§ Job:
In the entries, find all lines that hold the word "type" and copy them.

§ Data supplied:
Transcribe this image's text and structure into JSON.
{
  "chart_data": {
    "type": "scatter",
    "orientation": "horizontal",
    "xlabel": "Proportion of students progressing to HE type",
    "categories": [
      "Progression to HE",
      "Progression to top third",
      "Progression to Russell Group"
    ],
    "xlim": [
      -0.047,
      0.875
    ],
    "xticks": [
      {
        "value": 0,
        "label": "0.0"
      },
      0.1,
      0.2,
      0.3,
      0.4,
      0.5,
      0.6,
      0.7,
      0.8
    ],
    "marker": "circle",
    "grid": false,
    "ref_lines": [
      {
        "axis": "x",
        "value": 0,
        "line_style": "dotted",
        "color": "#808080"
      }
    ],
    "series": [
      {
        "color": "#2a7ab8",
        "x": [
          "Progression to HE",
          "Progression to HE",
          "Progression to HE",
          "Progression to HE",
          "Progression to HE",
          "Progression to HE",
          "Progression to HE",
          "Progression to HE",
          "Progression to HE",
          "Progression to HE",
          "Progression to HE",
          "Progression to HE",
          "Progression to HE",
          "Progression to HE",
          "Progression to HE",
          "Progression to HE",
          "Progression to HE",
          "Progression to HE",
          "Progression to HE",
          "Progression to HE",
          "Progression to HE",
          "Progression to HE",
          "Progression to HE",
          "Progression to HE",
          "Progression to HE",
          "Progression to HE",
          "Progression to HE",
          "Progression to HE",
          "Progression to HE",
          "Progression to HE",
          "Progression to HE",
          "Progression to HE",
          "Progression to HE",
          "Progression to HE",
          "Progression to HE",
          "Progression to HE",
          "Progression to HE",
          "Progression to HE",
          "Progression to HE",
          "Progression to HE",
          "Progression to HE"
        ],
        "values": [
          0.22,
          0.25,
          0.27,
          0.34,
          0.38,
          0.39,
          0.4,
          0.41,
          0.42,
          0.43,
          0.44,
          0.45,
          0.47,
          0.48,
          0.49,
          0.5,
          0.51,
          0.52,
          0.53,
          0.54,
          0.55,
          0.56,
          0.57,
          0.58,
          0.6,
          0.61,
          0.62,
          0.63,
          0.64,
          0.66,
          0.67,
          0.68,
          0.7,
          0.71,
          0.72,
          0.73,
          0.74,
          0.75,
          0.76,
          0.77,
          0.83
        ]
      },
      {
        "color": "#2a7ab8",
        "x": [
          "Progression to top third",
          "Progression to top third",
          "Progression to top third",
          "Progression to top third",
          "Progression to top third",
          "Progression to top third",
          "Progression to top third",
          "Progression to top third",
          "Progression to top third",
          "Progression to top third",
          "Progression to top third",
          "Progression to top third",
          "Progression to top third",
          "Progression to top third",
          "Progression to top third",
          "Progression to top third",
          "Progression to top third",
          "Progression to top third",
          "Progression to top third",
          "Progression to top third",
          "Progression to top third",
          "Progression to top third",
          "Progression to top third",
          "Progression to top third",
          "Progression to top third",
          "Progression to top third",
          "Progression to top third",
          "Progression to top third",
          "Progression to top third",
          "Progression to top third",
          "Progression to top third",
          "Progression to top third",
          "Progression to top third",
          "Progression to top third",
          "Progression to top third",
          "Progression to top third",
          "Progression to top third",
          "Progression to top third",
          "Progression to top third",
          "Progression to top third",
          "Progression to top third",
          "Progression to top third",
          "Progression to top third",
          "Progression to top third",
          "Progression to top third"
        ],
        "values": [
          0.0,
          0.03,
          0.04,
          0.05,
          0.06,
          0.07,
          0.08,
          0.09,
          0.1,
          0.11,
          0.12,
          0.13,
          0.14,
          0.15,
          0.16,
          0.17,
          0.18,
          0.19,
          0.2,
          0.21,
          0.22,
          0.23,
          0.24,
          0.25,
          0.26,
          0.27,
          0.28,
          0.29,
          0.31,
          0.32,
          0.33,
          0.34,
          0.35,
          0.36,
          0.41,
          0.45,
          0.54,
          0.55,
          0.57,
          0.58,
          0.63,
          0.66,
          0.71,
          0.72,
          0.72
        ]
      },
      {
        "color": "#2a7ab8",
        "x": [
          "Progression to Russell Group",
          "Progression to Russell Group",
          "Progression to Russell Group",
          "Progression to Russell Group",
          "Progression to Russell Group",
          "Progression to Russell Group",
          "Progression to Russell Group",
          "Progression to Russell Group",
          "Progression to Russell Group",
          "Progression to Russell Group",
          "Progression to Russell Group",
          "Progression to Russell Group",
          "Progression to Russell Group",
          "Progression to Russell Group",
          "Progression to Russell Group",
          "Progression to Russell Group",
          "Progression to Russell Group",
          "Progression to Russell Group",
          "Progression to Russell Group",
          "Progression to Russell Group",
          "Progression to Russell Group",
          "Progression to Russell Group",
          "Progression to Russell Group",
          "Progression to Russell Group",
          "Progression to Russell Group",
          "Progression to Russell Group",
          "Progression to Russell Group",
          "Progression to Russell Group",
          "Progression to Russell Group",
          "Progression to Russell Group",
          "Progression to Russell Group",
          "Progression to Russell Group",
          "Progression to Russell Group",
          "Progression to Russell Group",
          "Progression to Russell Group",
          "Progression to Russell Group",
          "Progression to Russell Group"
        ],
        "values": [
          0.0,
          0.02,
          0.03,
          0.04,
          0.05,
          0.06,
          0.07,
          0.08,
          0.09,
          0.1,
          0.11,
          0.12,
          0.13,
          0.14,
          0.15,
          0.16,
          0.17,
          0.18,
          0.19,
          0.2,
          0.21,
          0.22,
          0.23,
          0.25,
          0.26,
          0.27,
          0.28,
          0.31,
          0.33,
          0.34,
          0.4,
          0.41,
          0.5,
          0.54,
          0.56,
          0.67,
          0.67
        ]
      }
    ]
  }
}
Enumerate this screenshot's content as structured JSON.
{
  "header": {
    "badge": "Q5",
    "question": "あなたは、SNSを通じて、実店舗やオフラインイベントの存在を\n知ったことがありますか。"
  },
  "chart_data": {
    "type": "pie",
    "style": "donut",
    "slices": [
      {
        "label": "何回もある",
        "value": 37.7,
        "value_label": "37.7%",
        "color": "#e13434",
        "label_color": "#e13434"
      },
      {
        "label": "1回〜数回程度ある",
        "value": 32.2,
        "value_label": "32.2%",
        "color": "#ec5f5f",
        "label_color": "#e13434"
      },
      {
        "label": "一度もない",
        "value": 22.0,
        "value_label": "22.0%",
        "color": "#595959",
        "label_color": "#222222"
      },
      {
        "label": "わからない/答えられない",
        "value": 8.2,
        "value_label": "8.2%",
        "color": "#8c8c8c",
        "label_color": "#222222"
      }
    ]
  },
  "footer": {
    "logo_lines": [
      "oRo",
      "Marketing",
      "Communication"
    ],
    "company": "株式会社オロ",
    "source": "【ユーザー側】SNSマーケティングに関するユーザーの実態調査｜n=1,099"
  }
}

§ Exercise output:
    "type": "scatter",
    "xlabel": "Proportion of students progressing to HE type",
    "type": "pie",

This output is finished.